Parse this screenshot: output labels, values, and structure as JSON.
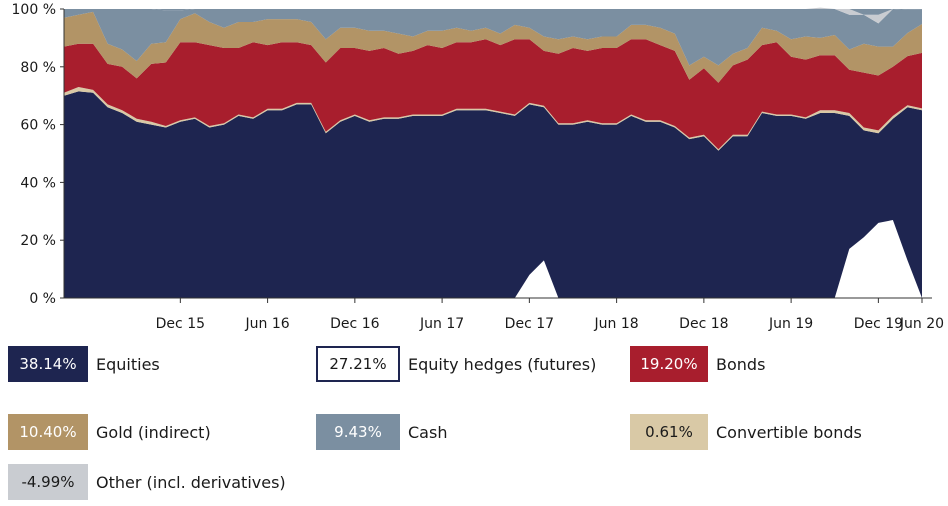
{
  "chart_data": {
    "type": "area",
    "stacked": true,
    "ylim": [
      0,
      100
    ],
    "yticks": [
      "0 %",
      "20 %",
      "40 %",
      "60 %",
      "80 %",
      "100 %"
    ],
    "ytick_values": [
      0,
      20,
      40,
      60,
      80,
      100
    ],
    "xticks": [
      "Dec 15",
      "Jun 16",
      "Dec 16",
      "Jun 17",
      "Dec 17",
      "Jun 18",
      "Dec 18",
      "Jun 19",
      "Dec 19",
      "Jun 20"
    ],
    "x_start": "2015-04",
    "x_end": "2020-06",
    "grid": false,
    "legend_position": "bottom",
    "series": [
      {
        "name": "Equities",
        "color": "#1e2550",
        "values": [
          70,
          71.5,
          71,
          66,
          64,
          61,
          60,
          59,
          61,
          62,
          59,
          60,
          63,
          62,
          65,
          65,
          67,
          67,
          57,
          61,
          63,
          61,
          62,
          62,
          63,
          63,
          63,
          65,
          65,
          65,
          64,
          63,
          67,
          66,
          60,
          60,
          61,
          60,
          60,
          63,
          61,
          61,
          59,
          55,
          56,
          51,
          56,
          56,
          64,
          63,
          63,
          62,
          64,
          64,
          63,
          58,
          57,
          62,
          66,
          65
        ]
      },
      {
        "name": "Convertible bonds",
        "color": "#d9c9a6",
        "values": [
          1,
          1.5,
          1,
          1,
          1,
          1,
          1,
          0.5,
          0.5,
          0.5,
          0.5,
          0.5,
          0.5,
          0.5,
          0.5,
          0.5,
          0.5,
          0.5,
          0.5,
          0.5,
          0.5,
          0.5,
          0.5,
          0.5,
          0.5,
          0.5,
          0.5,
          0.5,
          0.5,
          0.5,
          0.5,
          0.5,
          0.5,
          0.5,
          0.5,
          0.5,
          0.5,
          0.5,
          0.5,
          0.5,
          0.5,
          0.5,
          0.5,
          0.5,
          0.5,
          0.5,
          0.5,
          0.5,
          0.5,
          0.5,
          0.5,
          0.5,
          1,
          1,
          1,
          1,
          1,
          1,
          0.7,
          0.6
        ]
      },
      {
        "name": "Bonds",
        "color": "#a81e2d",
        "values": [
          16,
          15,
          16,
          14,
          15,
          14,
          20,
          22,
          27,
          26,
          28,
          26,
          23,
          26,
          22,
          23,
          21,
          20,
          24,
          25,
          23,
          24,
          24,
          22,
          22,
          24,
          23,
          23,
          23,
          24,
          23,
          26,
          22,
          19,
          24,
          26,
          24,
          26,
          26,
          26,
          28,
          26,
          26,
          20,
          23,
          23,
          24,
          26,
          23,
          25,
          20,
          20,
          19,
          19,
          15,
          19,
          19,
          17,
          17,
          19.2
        ]
      },
      {
        "name": "Gold (indirect)",
        "color": "#b29466",
        "values": [
          10,
          10,
          11,
          7,
          6,
          6,
          7,
          7,
          8,
          10,
          8,
          7,
          9,
          7,
          9,
          8,
          8,
          8,
          8,
          7,
          7,
          7,
          6,
          7,
          5,
          5,
          6,
          5,
          4,
          4,
          4,
          5,
          4,
          5,
          5,
          4,
          4,
          4,
          4,
          5,
          5,
          6,
          6,
          5,
          4,
          6,
          4,
          4,
          6,
          4,
          6,
          8,
          6,
          7,
          7,
          10,
          10,
          7,
          8,
          10
        ]
      },
      {
        "name": "Cash",
        "color": "#7b8fa1",
        "values": [
          3,
          2,
          1,
          12,
          14,
          18,
          12,
          11,
          3,
          1.5,
          4.5,
          6.5,
          4.5,
          4.5,
          3.5,
          3.5,
          3.5,
          4.5,
          10.5,
          6.5,
          6.5,
          7.5,
          7.5,
          8.5,
          9.5,
          7.5,
          7.5,
          6.5,
          7.5,
          6.5,
          8.5,
          5.5,
          6.5,
          9.5,
          10.5,
          9.5,
          10.5,
          9.5,
          9.5,
          5.5,
          5.5,
          6.5,
          8.5,
          19.5,
          16.5,
          19.5,
          15.5,
          13.5,
          6.5,
          7.5,
          10.5,
          9.5,
          10.5,
          9,
          12,
          10,
          8,
          13,
          8,
          5
        ]
      },
      {
        "name": "Other (incl. derivatives)",
        "color": "#c9ccd1",
        "values": [
          0,
          0,
          0,
          0,
          0,
          0,
          0,
          0,
          0,
          0,
          0,
          0,
          0,
          0,
          0,
          0,
          0,
          0,
          0,
          0,
          0,
          0,
          0,
          0,
          0,
          0,
          0,
          0,
          0,
          0,
          0,
          0,
          0,
          0,
          0,
          0,
          0,
          0,
          0,
          0,
          0,
          0,
          0,
          0,
          0,
          0,
          0,
          0,
          0,
          0,
          0,
          0,
          0,
          0,
          2,
          0,
          3,
          0,
          0,
          0
        ]
      },
      {
        "name": "Equity hedges (futures)",
        "color": "#ffffff",
        "values": [
          0,
          0,
          0,
          0,
          0,
          0,
          0,
          0,
          0,
          0,
          0,
          0,
          0,
          0,
          0,
          0,
          0,
          0,
          0,
          0,
          0,
          0,
          0,
          0,
          0,
          0,
          0,
          0,
          0,
          0,
          0,
          0,
          0,
          0,
          0,
          0,
          0,
          0,
          0,
          0,
          0,
          0,
          0,
          0,
          0,
          0,
          0,
          0,
          0,
          0,
          0,
          0,
          0,
          0,
          0,
          0,
          0,
          0,
          0,
          0,
          0,
          0,
          0,
          0,
          0
        ],
        "overlay_from_zero": [
          0,
          0,
          0,
          0,
          0,
          0,
          0,
          0,
          0,
          0,
          0,
          0,
          0,
          0,
          0,
          0,
          0,
          0,
          0,
          0,
          0,
          0,
          0,
          0,
          0,
          0,
          0,
          0,
          0,
          0,
          0,
          0,
          8,
          13,
          0,
          0,
          0,
          0,
          0,
          0,
          0,
          0,
          0,
          0,
          0,
          0,
          0,
          0,
          0,
          0,
          0,
          0,
          0,
          0,
          17,
          21,
          26,
          27,
          13,
          0
        ]
      }
    ]
  },
  "legend": [
    {
      "value": "38.14%",
      "label": "Equities",
      "color": "#1e2550",
      "text_color": "#ffffff",
      "outlined": false
    },
    {
      "value": "27.21%",
      "label": "Equity hedges (futures)",
      "color": "#ffffff",
      "text_color": "#1a1a1a",
      "outlined": true
    },
    {
      "value": "19.20%",
      "label": "Bonds",
      "color": "#a81e2d",
      "text_color": "#ffffff",
      "outlined": false
    },
    {
      "value": "10.40%",
      "label": "Gold (indirect)",
      "color": "#b29466",
      "text_color": "#ffffff",
      "outlined": false
    },
    {
      "value": "9.43%",
      "label": "Cash",
      "color": "#7b8fa1",
      "text_color": "#ffffff",
      "outlined": false
    },
    {
      "value": "0.61%",
      "label": "Convertible bonds",
      "color": "#d9c9a6",
      "text_color": "#1a1a1a",
      "outlined": false
    },
    {
      "value": "-4.99%",
      "label": "Other (incl. derivatives)",
      "color": "#c9ccd1",
      "text_color": "#1a1a1a",
      "outlined": false
    }
  ]
}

**Task**
Pull out every line of the records above that contains the word "Gold".

**Output for this exercise**
        "name": "Gold (indirect)",
      "label": "Gold (indirect)",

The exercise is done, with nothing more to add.